## [Task instructions]
From the material below, list every line containing "Delectable".
═══ Working data ═══
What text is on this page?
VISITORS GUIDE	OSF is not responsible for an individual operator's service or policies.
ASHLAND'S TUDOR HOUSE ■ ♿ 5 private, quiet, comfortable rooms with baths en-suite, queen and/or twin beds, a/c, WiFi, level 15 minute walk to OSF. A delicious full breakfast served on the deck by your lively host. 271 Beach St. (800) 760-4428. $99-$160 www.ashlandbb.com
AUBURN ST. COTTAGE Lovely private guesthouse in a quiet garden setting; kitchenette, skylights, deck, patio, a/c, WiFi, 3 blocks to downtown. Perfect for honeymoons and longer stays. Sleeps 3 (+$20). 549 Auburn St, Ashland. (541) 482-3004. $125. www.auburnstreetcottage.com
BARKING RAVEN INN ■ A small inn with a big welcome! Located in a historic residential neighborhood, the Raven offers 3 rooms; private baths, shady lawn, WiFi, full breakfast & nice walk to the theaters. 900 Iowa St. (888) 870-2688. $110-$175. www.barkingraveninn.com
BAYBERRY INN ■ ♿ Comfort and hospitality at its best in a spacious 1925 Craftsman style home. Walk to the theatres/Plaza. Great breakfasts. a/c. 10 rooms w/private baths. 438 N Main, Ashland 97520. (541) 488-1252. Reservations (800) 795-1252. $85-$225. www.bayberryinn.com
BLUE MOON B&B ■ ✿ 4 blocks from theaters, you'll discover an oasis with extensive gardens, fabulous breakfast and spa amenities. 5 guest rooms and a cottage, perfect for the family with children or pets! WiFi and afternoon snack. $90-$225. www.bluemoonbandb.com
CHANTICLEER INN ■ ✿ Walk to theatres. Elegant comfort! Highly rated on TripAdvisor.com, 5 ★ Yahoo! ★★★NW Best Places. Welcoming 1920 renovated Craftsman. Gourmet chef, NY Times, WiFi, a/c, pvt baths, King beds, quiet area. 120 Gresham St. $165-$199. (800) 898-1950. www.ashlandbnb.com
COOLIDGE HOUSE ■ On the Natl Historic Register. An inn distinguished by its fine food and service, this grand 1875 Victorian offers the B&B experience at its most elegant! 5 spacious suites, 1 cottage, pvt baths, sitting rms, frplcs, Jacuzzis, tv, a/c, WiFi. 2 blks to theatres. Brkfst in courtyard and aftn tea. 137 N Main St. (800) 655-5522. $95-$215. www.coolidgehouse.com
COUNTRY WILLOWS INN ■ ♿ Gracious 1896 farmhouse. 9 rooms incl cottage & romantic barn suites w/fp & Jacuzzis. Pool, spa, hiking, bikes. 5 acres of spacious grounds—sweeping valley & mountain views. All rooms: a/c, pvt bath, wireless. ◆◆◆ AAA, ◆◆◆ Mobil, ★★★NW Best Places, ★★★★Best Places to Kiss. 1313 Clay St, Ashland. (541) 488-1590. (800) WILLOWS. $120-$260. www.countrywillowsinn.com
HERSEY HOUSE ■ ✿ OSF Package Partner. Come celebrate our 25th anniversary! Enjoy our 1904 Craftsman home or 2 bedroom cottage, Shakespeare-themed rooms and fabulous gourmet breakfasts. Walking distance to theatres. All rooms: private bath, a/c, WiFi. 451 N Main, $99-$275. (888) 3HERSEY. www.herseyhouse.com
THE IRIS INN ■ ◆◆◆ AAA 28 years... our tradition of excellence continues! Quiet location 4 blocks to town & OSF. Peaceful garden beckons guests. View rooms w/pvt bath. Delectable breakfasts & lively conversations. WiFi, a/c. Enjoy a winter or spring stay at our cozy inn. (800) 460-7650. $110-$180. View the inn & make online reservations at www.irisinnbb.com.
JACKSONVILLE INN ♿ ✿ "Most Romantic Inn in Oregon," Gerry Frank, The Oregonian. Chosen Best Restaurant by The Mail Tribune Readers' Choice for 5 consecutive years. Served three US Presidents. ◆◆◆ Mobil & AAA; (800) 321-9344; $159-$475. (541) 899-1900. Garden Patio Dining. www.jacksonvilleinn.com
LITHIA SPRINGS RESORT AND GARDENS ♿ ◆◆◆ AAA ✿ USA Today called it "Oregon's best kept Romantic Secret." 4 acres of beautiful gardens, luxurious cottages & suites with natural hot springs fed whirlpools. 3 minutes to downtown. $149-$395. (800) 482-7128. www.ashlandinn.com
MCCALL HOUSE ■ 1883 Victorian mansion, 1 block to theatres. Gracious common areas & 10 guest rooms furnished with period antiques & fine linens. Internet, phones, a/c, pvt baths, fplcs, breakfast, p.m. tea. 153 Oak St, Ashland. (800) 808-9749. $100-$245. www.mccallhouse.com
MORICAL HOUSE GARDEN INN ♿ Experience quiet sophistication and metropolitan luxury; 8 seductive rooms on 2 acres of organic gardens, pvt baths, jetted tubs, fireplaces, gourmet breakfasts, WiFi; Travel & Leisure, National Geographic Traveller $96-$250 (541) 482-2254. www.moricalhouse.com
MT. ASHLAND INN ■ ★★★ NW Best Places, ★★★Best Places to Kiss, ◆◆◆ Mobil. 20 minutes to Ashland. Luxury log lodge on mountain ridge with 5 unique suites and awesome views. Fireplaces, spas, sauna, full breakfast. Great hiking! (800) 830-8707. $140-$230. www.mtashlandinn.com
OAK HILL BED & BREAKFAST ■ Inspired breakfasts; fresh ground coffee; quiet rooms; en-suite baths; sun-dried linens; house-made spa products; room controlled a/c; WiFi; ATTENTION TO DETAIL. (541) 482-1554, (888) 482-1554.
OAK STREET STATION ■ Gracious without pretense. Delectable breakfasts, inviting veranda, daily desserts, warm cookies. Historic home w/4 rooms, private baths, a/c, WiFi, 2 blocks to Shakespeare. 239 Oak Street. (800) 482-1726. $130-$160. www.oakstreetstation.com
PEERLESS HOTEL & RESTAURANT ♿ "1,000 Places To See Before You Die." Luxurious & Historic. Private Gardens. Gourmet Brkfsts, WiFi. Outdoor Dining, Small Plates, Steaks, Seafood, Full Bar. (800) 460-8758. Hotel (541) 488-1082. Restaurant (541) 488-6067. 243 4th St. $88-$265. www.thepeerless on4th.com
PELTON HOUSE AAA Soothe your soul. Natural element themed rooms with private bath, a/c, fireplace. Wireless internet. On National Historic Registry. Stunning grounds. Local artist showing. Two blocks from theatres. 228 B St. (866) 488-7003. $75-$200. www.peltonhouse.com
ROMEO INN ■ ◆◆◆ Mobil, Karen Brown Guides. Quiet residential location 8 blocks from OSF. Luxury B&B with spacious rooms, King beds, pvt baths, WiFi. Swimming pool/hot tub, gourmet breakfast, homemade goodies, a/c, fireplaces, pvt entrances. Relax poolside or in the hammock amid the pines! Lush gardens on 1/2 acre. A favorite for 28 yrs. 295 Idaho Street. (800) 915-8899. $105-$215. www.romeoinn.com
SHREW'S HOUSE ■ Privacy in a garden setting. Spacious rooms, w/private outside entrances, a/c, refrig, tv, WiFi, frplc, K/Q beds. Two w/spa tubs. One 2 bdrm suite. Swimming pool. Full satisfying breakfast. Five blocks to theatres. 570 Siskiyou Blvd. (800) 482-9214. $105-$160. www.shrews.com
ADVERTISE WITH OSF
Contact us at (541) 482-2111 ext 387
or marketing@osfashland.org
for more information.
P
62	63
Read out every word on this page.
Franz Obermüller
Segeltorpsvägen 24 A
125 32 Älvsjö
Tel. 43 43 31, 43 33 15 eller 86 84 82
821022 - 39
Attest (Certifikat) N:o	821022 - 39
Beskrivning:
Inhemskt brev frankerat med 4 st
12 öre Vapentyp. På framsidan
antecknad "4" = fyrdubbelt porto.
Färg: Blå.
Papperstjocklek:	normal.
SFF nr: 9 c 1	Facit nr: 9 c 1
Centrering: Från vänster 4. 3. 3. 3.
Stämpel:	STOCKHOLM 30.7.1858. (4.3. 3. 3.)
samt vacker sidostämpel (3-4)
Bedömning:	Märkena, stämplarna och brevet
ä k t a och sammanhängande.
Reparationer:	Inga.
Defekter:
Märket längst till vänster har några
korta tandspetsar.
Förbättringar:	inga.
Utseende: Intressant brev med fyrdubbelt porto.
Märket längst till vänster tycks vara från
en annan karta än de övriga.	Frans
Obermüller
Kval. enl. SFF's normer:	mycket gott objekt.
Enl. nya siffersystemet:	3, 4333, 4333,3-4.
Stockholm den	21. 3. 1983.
═══
## [Right answer]
THE IRIS INN ■ ◆◆◆ AAA 28 years... our tradition of excellence continues! Quiet location 4 blocks to town & OSF. Peaceful garden beckons guests. View rooms w/pvt bath. Delectable breakfasts & lively conversations. WiFi, a/c. Enjoy a winter or spring stay at our cozy inn. (800) 460-7650. $110-$180. View the inn & make online reservations at www.irisinnbb.com.
OAK STREET STATION ■ Gracious without pretense. Delectable breakfasts, inviting veranda, daily desserts, warm cookies. Historic home w/4 rooms, private baths, a/c, WiFi, 2 blocks to Shakespeare. 239 Oak Street. (800) 482-1726. $130-$160. www.oakstreetstation.com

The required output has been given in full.